> _The request_: Return all lines with the word "text" in them.

> _Records for the task_:
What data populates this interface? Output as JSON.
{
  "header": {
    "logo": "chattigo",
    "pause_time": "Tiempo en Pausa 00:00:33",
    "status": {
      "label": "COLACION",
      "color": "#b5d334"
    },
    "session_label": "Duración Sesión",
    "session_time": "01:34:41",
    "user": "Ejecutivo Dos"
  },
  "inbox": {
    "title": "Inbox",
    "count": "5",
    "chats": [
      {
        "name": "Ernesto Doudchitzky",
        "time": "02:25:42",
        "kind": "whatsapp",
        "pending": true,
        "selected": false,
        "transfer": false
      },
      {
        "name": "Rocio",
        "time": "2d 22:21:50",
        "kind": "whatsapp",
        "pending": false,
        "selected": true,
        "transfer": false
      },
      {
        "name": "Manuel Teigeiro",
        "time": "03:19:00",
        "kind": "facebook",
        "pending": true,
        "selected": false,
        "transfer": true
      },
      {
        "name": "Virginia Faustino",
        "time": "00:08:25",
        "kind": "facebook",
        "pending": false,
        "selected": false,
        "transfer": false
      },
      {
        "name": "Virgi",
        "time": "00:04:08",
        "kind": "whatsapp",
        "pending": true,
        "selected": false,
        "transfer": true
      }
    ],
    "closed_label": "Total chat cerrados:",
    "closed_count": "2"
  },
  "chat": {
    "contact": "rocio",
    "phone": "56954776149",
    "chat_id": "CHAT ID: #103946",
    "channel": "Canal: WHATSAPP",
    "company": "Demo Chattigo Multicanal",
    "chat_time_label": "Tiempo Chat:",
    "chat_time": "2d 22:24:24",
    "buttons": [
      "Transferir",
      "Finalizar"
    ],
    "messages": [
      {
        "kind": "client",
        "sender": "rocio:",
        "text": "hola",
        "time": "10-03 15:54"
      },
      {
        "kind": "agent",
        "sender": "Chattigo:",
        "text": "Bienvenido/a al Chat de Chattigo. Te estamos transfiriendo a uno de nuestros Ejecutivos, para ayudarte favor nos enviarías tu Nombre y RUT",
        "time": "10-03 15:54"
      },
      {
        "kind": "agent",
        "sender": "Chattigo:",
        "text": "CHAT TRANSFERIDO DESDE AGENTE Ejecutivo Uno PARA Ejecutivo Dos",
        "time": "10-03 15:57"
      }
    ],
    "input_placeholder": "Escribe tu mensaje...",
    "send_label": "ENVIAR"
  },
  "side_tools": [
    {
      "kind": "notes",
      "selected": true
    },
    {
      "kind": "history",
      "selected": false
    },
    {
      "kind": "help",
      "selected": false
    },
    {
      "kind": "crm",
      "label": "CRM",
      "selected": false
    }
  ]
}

> _Expected answer_:
        "text": "hola",
        "text": "Bienvenido/a al Chat de Chattigo. Te estamos transfiriendo a uno de nuestros Ejecutivos, para ayudarte favor nos enviarías tu Nombre y RUT",
        "text": "CHAT TRANSFERIDO DESDE AGENTE Ejecutivo Uno PARA Ejecutivo Dos",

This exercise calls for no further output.